## DIRECTIONS FOR THIS TASK
Output every entry exactly, from the first line to the last.

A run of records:
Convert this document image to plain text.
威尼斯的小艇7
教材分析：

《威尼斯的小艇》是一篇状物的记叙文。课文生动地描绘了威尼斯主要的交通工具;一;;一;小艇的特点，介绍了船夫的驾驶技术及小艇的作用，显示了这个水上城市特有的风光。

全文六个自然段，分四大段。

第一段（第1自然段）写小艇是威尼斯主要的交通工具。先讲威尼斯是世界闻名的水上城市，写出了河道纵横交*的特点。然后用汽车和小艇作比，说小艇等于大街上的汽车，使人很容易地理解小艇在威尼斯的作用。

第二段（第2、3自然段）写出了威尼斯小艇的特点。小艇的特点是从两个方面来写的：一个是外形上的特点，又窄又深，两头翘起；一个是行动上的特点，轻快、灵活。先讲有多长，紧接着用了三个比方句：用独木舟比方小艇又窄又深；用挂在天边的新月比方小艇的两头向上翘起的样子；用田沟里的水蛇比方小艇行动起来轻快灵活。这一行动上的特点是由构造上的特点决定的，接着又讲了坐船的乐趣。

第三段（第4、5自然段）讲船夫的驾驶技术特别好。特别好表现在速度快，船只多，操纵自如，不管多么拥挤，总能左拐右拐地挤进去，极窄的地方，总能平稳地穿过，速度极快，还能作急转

## COMPLETE OUTPUT
Convert this document image to plain text.
威尼斯的小艇7
教材分析：

《威尼斯的小艇》是一篇状物的记叙文。课文生动地描绘了威尼斯主要的交通工具;一;;一;小艇的特点，介绍了船夫的驾驶技术及小艇的作用，显示了这个水上城市特有的风光。

全文六个自然段，分四大段。

第一段（第1自然段）写小艇是威尼斯主要的交通工具。先讲威尼斯是世界闻名的水上城市，写出了河道纵横交*的特点。然后用汽车和小艇作比，说小艇等于大街上的汽车，使人很容易地理解小艇在威尼斯的作用。

第二段（第2、3自然段）写出了威尼斯小艇的特点。小艇的特点是从两个方面来写的：一个是外形上的特点，又窄又深，两头翘起；一个是行动上的特点，轻快、灵活。先讲有多长，紧接着用了三个比方句：用独木舟比方小艇又窄又深；用挂在天边的新月比方小艇的两头向上翘起的样子；用田沟里的水蛇比方小艇行动起来轻快灵活。这一行动上的特点是由构造上的特点决定的，接着又讲了坐船的乐趣。

第三段（第4、5自然段）讲船夫的驾驶技术特别好。特别好表现在速度快，船只多，操纵自如，不管多么拥挤，总能左拐右拐地挤进去，极窄的地方，总能平稳地穿过，速度极快，还能作急转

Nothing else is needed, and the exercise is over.